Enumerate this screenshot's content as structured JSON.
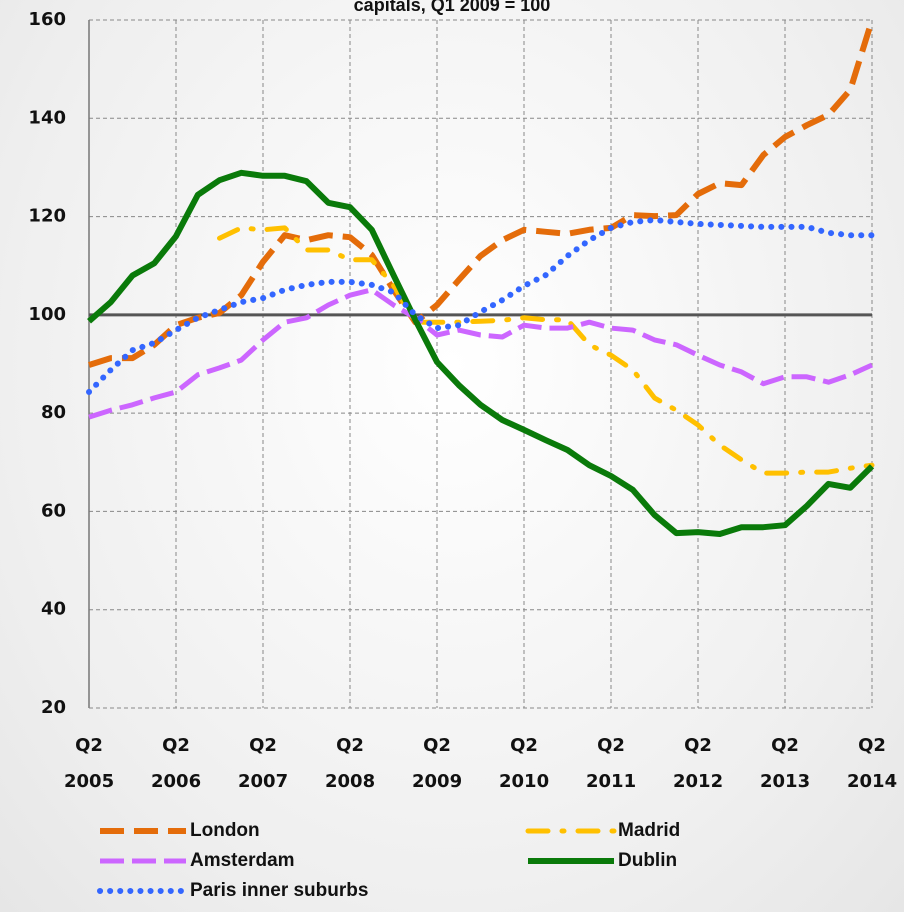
{
  "chart_data": {
    "type": "line",
    "title": "capitals, Q1 2009 = 100",
    "categories": [
      "Q2 2005",
      null,
      null,
      null,
      "Q2 2006",
      null,
      null,
      null,
      "Q2 2007",
      null,
      null,
      null,
      "Q2 2008",
      null,
      null,
      null,
      "Q2 2009",
      null,
      null,
      null,
      "Q2 2010",
      null,
      null,
      null,
      "Q2 2011",
      null,
      null,
      null,
      "Q2 2012",
      null,
      null,
      null,
      "Q2 2013",
      null,
      null,
      null,
      "Q2 2014"
    ],
    "ylim": [
      20,
      160
    ],
    "yticks": [
      20,
      40,
      60,
      80,
      100,
      120,
      140,
      160
    ],
    "grid": true,
    "reference_line": 100,
    "series": [
      {
        "name": "London",
        "color": "#e46c0a",
        "dash": "long-dash",
        "values": [
          89.8,
          91.2,
          91.2,
          93.9,
          97.9,
          99.4,
          100.4,
          104,
          110.8,
          116.2,
          115.2,
          116.2,
          115.8,
          112.2,
          105.1,
          98.5,
          102,
          107.1,
          112,
          115.2,
          117.3,
          116.9,
          116.5,
          117.3,
          117.7,
          120.3,
          120.1,
          120.3,
          124.6,
          126.8,
          126.4,
          132.5,
          136.2,
          138.6,
          140.7,
          145.8,
          160
        ]
      },
      {
        "name": "Madrid",
        "color": "#ffc000",
        "dash": "dash-dot",
        "values": [
          null,
          null,
          null,
          null,
          null,
          null,
          115.6,
          117.7,
          117.3,
          117.7,
          113.2,
          113.2,
          111.2,
          111.2,
          106,
          98.5,
          98.5,
          98.5,
          98.7,
          98.9,
          99.4,
          99,
          99,
          93.9,
          91.8,
          88.8,
          83.1,
          80.6,
          77.6,
          73.5,
          70.5,
          67.8,
          67.8,
          68,
          68,
          68.8,
          69.4
        ]
      },
      {
        "name": "Amsterdam",
        "color": "#cc66ff",
        "dash": "dash",
        "values": [
          79.2,
          80.6,
          81.7,
          83.1,
          84.3,
          87.8,
          89.2,
          90.8,
          94.9,
          98.5,
          99.4,
          102,
          104,
          105.1,
          102,
          99.4,
          95.9,
          96.9,
          95.9,
          95.5,
          97.9,
          97.3,
          97.3,
          98.5,
          97.3,
          96.9,
          94.9,
          93.9,
          91.8,
          89.8,
          88.4,
          86,
          87.4,
          87.4,
          86.3,
          87.8,
          89.8
        ]
      },
      {
        "name": "Dublin",
        "color": "#0a7a0a",
        "dash": "solid",
        "values": [
          98.7,
          102.6,
          108,
          110.5,
          116,
          124.4,
          127.4,
          128.9,
          128.3,
          128.3,
          127.2,
          122.8,
          121.9,
          117.3,
          108.1,
          99,
          90.4,
          85.7,
          81.7,
          78.6,
          76.6,
          74.5,
          72.5,
          69.4,
          67.2,
          64.4,
          59.3,
          55.6,
          55.8,
          55.4,
          56.8,
          56.8,
          57.2,
          61.1,
          65.6,
          64.8,
          69.2
        ]
      },
      {
        "name": "Paris inner suburbs",
        "color": "#3366ff",
        "dash": "dot",
        "values": [
          84.3,
          88.8,
          92.8,
          94.3,
          96.9,
          99.4,
          101,
          102.6,
          103.4,
          105.1,
          106.1,
          106.7,
          106.7,
          106.1,
          104.6,
          100,
          97.3,
          97.9,
          100.6,
          103,
          105.9,
          108.1,
          112,
          115.2,
          117.7,
          118.9,
          119.3,
          118.9,
          118.5,
          118.3,
          118.1,
          117.9,
          117.9,
          117.9,
          116.7,
          116.2,
          116.2
        ]
      }
    ]
  }
}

********************

**Instructions to follow**
Copy every line that includes the string "dash" from the material above.

**Final answer**
        "dash": "long-dash",
        "dash": "dash-dot",
        "dash": "dash",
        "dash": "solid",
        "dash": "dot",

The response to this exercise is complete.